**TASK PROMPT:** Report only the number of lines in the records that contain the word "period".

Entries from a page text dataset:
>>>>

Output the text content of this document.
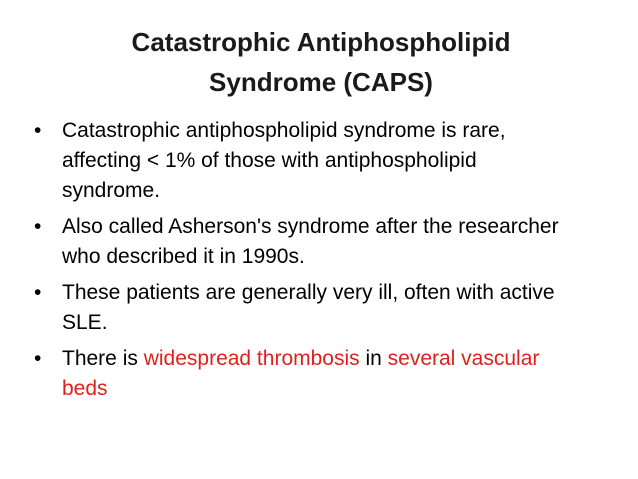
Catastrophic Antiphospholipid
Syndrome (CAPS)
• Catastrophic antiphospholipid syndrome is rare, affecting < 1% of those with antiphospholipid syndrome.
• Also called Asherson's syndrome after the researcher who described it in 1990s.
• These patients are generally very ill, often with active SLE.
• There is widespread thrombosis in several vascular beds
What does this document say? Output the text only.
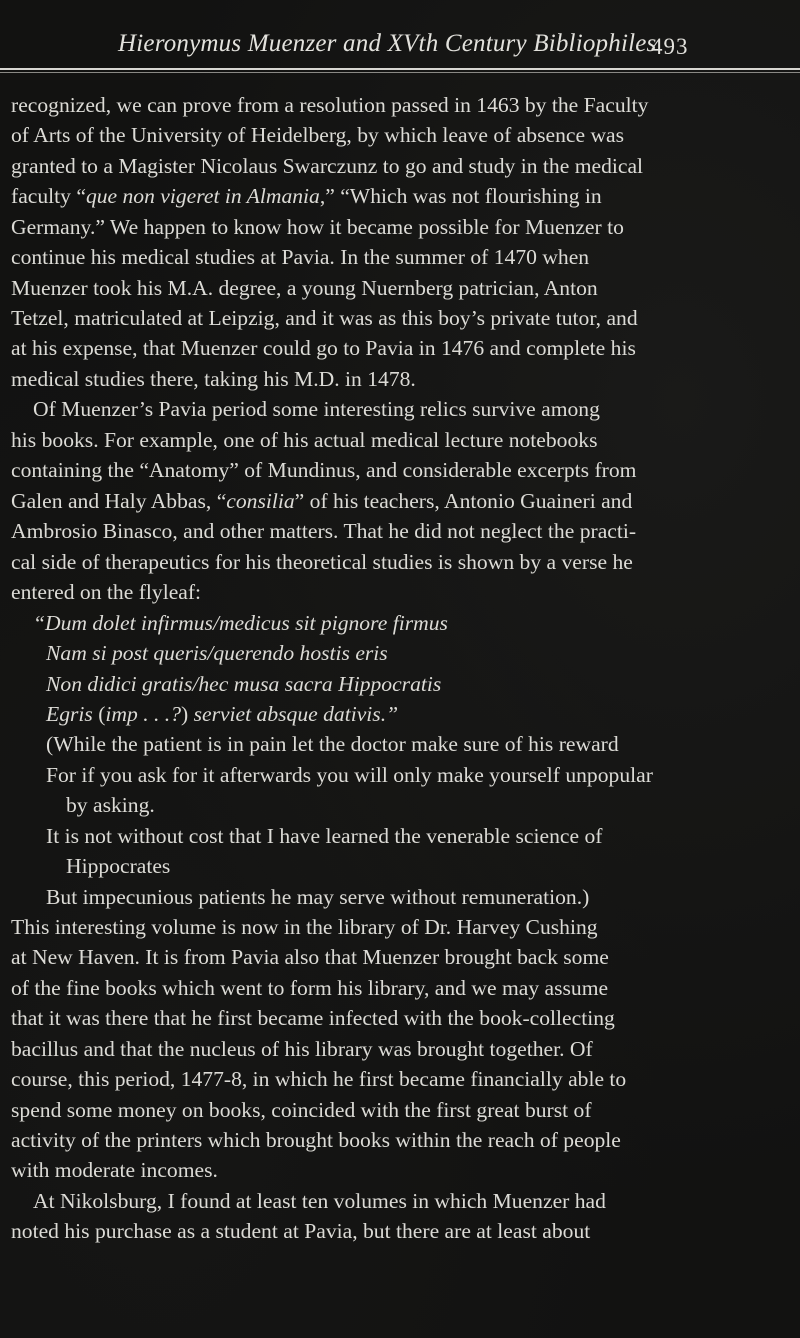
Hieronymus Muenzer and XVth Century Bibliophiles
493
recognized, we can prove from a resolution passed in 1463 by the Faculty
of Arts of the University of Heidelberg, by which leave of absence was
granted to a Magister Nicolaus Swarczunz to go and study in the medical
faculty “que non vigeret in Almania,” “Which was not flourishing in
Germany.” We happen to know how it became possible for Muenzer to
continue his medical studies at Pavia. In the summer of 1470 when
Muenzer took his M.A. degree, a young Nuernberg patrician, Anton
Tetzel, matriculated at Leipzig, and it was as this boy’s private tutor, and
at his expense, that Muenzer could go to Pavia in 1476 and complete his
medical studies there, taking his M.D. in 1478.
Of Muenzer’s Pavia period some interesting relics survive among
his books. For example, one of his actual medical lecture notebooks
containing the “Anatomy” of Mundinus, and considerable excerpts from
Galen and Haly Abbas, “consilia” of his teachers, Antonio Guaineri and
Ambrosio Binasco, and other matters. That he did not neglect the practi-
cal side of therapeutics for his theoretical studies is shown by a verse he
entered on the flyleaf:
“Dum dolet infirmus/medicus sit pignore firmus
Nam si post queris/querendo hostis eris
Non didici gratis/hec musa sacra Hippocratis
Egris (imp . . .?) serviet absque dativis.”
(While the patient is in pain let the doctor make sure of his reward
For if you ask for it afterwards you will only make yourself unpopular
by asking.
It is not without cost that I have learned the venerable science of
Hippocrates
But impecunious patients he may serve without remuneration.)
This interesting volume is now in the library of Dr. Harvey Cushing
at New Haven. It is from Pavia also that Muenzer brought back some
of the fine books which went to form his library, and we may assume
that it was there that he first became infected with the book-collecting
bacillus and that the nucleus of his library was brought together. Of
course, this period, 1477-8, in which he first became financially able to
spend some money on books, coincided with the first great burst of
activity of the printers which brought books within the reach of people
with moderate incomes.
At Nikolsburg, I found at least ten volumes in which Muenzer had
noted his purchase as a student at Pavia, but there are at least about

<<<<

**EXERCISE OUTPUT:** 2